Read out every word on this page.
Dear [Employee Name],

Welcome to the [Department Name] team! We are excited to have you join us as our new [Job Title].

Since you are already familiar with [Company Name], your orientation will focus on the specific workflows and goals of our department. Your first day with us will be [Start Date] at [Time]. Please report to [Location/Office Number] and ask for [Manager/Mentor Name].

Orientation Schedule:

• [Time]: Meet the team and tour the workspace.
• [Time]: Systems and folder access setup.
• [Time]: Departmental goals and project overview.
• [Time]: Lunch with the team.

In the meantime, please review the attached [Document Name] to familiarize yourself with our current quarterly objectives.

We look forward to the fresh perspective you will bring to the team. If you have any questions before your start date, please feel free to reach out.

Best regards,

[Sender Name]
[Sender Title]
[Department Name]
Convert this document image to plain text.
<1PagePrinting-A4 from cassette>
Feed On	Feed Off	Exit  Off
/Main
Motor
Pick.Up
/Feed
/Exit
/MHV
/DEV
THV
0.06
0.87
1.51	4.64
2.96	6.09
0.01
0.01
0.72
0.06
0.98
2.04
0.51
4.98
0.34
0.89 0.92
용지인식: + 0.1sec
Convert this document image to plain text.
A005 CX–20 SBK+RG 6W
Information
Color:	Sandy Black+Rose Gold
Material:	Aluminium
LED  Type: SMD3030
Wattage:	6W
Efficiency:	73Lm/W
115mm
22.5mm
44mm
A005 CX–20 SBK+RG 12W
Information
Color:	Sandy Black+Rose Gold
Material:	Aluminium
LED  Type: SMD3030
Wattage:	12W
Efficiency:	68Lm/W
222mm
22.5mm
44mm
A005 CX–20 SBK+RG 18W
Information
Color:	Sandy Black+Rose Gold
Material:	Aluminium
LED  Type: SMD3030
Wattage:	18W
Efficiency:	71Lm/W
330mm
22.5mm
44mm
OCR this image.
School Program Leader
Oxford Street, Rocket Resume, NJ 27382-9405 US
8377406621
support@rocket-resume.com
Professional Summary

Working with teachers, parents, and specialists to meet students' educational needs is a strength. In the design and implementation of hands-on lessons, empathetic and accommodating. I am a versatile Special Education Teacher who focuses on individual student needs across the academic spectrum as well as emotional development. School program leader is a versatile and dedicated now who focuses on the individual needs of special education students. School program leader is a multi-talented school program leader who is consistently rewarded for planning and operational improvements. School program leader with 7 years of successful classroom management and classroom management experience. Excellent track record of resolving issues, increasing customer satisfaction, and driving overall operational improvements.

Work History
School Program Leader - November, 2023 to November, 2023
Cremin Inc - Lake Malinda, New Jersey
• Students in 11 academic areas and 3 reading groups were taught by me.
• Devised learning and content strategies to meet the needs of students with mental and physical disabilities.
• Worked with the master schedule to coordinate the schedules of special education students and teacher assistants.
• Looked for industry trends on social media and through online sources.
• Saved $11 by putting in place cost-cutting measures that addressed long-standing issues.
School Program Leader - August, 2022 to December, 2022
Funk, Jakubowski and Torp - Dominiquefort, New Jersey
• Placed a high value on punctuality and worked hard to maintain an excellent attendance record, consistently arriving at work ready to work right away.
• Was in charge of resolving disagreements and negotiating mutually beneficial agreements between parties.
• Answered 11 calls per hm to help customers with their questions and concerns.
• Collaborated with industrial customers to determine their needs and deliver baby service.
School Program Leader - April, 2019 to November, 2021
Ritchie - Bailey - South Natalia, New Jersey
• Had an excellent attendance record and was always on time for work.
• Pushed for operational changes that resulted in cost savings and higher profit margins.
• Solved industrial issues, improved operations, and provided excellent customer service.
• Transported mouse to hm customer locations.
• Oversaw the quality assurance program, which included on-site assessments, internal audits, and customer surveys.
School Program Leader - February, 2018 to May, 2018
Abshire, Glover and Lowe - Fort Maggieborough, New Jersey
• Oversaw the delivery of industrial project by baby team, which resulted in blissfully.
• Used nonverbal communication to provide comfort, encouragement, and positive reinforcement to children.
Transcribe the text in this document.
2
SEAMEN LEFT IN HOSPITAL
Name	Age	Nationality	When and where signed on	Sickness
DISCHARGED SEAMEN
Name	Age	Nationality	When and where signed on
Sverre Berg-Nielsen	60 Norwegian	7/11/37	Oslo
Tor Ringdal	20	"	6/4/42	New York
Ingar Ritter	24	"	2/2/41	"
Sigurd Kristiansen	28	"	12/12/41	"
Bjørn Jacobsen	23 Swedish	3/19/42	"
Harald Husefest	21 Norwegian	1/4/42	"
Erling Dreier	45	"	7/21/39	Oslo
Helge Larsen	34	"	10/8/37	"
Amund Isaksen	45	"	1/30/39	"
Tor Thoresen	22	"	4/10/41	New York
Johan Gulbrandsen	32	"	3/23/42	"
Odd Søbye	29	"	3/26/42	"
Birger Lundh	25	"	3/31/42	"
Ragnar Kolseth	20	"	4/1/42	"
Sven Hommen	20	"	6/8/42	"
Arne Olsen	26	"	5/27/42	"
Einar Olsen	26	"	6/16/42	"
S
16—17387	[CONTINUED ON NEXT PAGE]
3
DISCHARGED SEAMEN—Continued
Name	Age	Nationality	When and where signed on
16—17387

### [Do this]
Make an exact copy of every line from the one with "Transcribe the text in this document." to the end of the data, with the first and last of those lines included.

### [Exercise response]
Transcribe the text in this document.
2
SEAMEN LEFT IN HOSPITAL
Name	Age	Nationality	When and where signed on	Sickness
DISCHARGED SEAMEN
Name	Age	Nationality	When and where signed on
Sverre Berg-Nielsen	60 Norwegian	7/11/37	Oslo
Tor Ringdal	20	"	6/4/42	New York
Ingar Ritter	24	"	2/2/41	"
Sigurd Kristiansen	28	"	12/12/41	"
Bjørn Jacobsen	23 Swedish	3/19/42	"
Harald Husefest	21 Norwegian	1/4/42	"
Erling Dreier	45	"	7/21/39	Oslo
Helge Larsen	34	"	10/8/37	"
Amund Isaksen	45	"	1/30/39	"
Tor Thoresen	22	"	4/10/41	New York
Johan Gulbrandsen	32	"	3/23/42	"
Odd Søbye	29	"	3/26/42	"
Birger Lundh	25	"	3/31/42	"
Ragnar Kolseth	20	"	4/1/42	"
Sven Hommen	20	"	6/8/42	"
Arne Olsen	26	"	5/27/42	"
Einar Olsen	26	"	6/16/42	"
S
16—17387	[CONTINUED ON NEXT PAGE]
3
DISCHARGED SEAMEN—Continued
Name	Age	Nationality	When and where signed on
16—17387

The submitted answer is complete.